:: Material for this task
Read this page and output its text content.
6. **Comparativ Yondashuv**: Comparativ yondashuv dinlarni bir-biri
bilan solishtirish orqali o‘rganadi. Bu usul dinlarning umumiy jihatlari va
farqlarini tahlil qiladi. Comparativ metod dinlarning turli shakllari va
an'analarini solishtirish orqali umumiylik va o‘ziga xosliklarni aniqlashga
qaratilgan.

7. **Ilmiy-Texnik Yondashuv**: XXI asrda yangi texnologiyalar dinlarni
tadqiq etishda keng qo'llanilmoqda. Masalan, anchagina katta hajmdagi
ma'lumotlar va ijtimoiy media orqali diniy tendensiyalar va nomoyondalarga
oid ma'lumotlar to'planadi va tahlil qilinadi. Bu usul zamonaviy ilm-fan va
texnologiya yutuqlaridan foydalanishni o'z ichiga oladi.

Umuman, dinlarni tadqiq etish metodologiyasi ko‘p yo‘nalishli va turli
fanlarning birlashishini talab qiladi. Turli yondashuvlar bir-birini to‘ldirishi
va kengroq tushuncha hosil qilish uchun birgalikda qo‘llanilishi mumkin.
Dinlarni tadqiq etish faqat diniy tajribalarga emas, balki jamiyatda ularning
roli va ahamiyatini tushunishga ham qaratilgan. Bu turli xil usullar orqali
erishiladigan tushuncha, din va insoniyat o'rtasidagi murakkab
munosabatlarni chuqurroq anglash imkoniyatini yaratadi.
::::
▶ Your objective: Output all of the data again, exactly.

▶ Full solution:
Read this page and output its text content.
6. **Comparativ Yondashuv**: Comparativ yondashuv dinlarni bir-biri
bilan solishtirish orqali o‘rganadi. Bu usul dinlarning umumiy jihatlari va
farqlarini tahlil qiladi. Comparativ metod dinlarning turli shakllari va
an'analarini solishtirish orqali umumiylik va o‘ziga xosliklarni aniqlashga
qaratilgan.

7. **Ilmiy-Texnik Yondashuv**: XXI asrda yangi texnologiyalar dinlarni
tadqiq etishda keng qo'llanilmoqda. Masalan, anchagina katta hajmdagi
ma'lumotlar va ijtimoiy media orqali diniy tendensiyalar va nomoyondalarga
oid ma'lumotlar to'planadi va tahlil qilinadi. Bu usul zamonaviy ilm-fan va
texnologiya yutuqlaridan foydalanishni o'z ichiga oladi.

Umuman, dinlarni tadqiq etish metodologiyasi ko‘p yo‘nalishli va turli
fanlarning birlashishini talab qiladi. Turli yondashuvlar bir-birini to‘ldirishi
va kengroq tushuncha hosil qilish uchun birgalikda qo‘llanilishi mumkin.
Dinlarni tadqiq etish faqat diniy tajribalarga emas, balki jamiyatda ularning
roli va ahamiyatini tushunishga ham qaratilgan. Bu turli xil usullar orqali
erishiladigan tushuncha, din va insoniyat o'rtasidagi murakkab
munosabatlarni chuqurroq anglash imkoniyatini yaratadi.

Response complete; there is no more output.